• [Set task]:
Restate the data exactly as given and keep the pictures out.

(Dataset entries)
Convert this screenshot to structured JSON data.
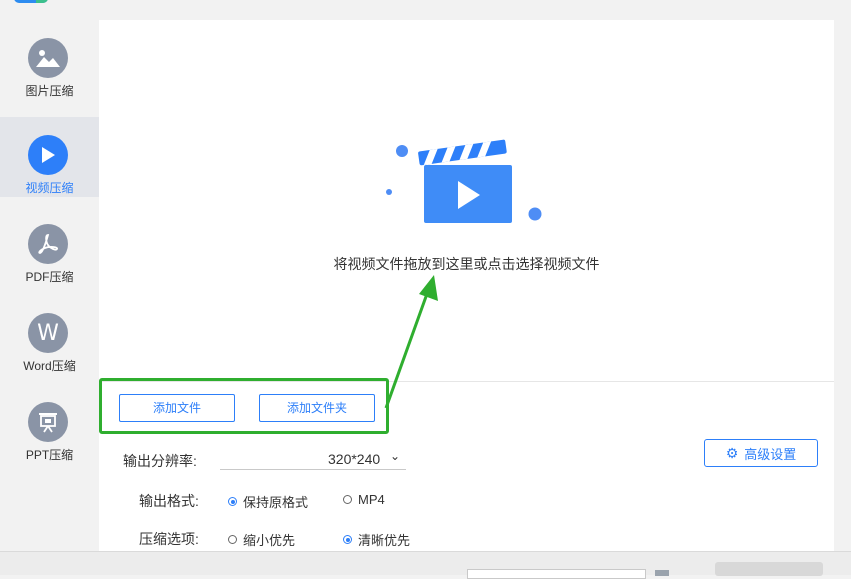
{
  "sidebar": {
    "items": [
      {
        "label": "图片压缩",
        "icon": "image-icon",
        "active": false
      },
      {
        "label": "视频压缩",
        "icon": "play-icon",
        "active": true
      },
      {
        "label": "PDF压缩",
        "icon": "pdf-icon",
        "active": false
      },
      {
        "label": "Word压缩",
        "icon": "word-icon",
        "active": false
      },
      {
        "label": "PPT压缩",
        "icon": "ppt-icon",
        "active": false
      }
    ],
    "word_icon_letter": "W"
  },
  "drop_zone": {
    "hint": "将视频文件拖放到这里或点击选择视频文件",
    "icon": "clapperboard-icon"
  },
  "actions": {
    "add_file": "添加文件",
    "add_folder": "添加文件夹"
  },
  "settings": {
    "resolution_label": "输出分辨率:",
    "resolution_value": "320*240",
    "format_label": "输出格式:",
    "format_options": [
      {
        "label": "保持原格式",
        "selected": true
      },
      {
        "label": "MP4",
        "selected": false
      }
    ],
    "compress_label": "压缩选项:",
    "compress_options": [
      {
        "label": "缩小优先",
        "selected": false
      },
      {
        "label": "清晰优先",
        "selected": true
      }
    ],
    "advanced_label": "高级设置"
  },
  "colors": {
    "accent": "#2d7ff9",
    "annotation": "#2fae2f",
    "sidebar_bg": "#f2f2f2"
  }
}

• [Result of the exercise]:
Convert this screenshot to structured JSON data.
{
  "sidebar": {
    "items": [
      {
        "label": "图片压缩",
        "icon": "image-icon",
        "active": false
      },
      {
        "label": "视频压缩",
        "icon": "play-icon",
        "active": true
      },
      {
        "label": "PDF压缩",
        "icon": "pdf-icon",
        "active": false
      },
      {
        "label": "Word压缩",
        "icon": "word-icon",
        "active": false
      },
      {
        "label": "PPT压缩",
        "icon": "ppt-icon",
        "active": false
      }
    ],
    "word_icon_letter": "W"
  },
  "drop_zone": {
    "hint": "将视频文件拖放到这里或点击选择视频文件",
    "icon": "clapperboard-icon"
  },
  "actions": {
    "add_file": "添加文件",
    "add_folder": "添加文件夹"
  },
  "settings": {
    "resolution_label": "输出分辨率:",
    "resolution_value": "320*240",
    "format_label": "输出格式:",
    "format_options": [
      {
        "label": "保持原格式",
        "selected": true
      },
      {
        "label": "MP4",
        "selected": false
      }
    ],
    "compress_label": "压缩选项:",
    "compress_options": [
      {
        "label": "缩小优先",
        "selected": false
      },
      {
        "label": "清晰优先",
        "selected": true
      }
    ],
    "advanced_label": "高级设置"
  },
  "colors": {
    "accent": "#2d7ff9",
    "annotation": "#2fae2f",
    "sidebar_bg": "#f2f2f2"
  }
}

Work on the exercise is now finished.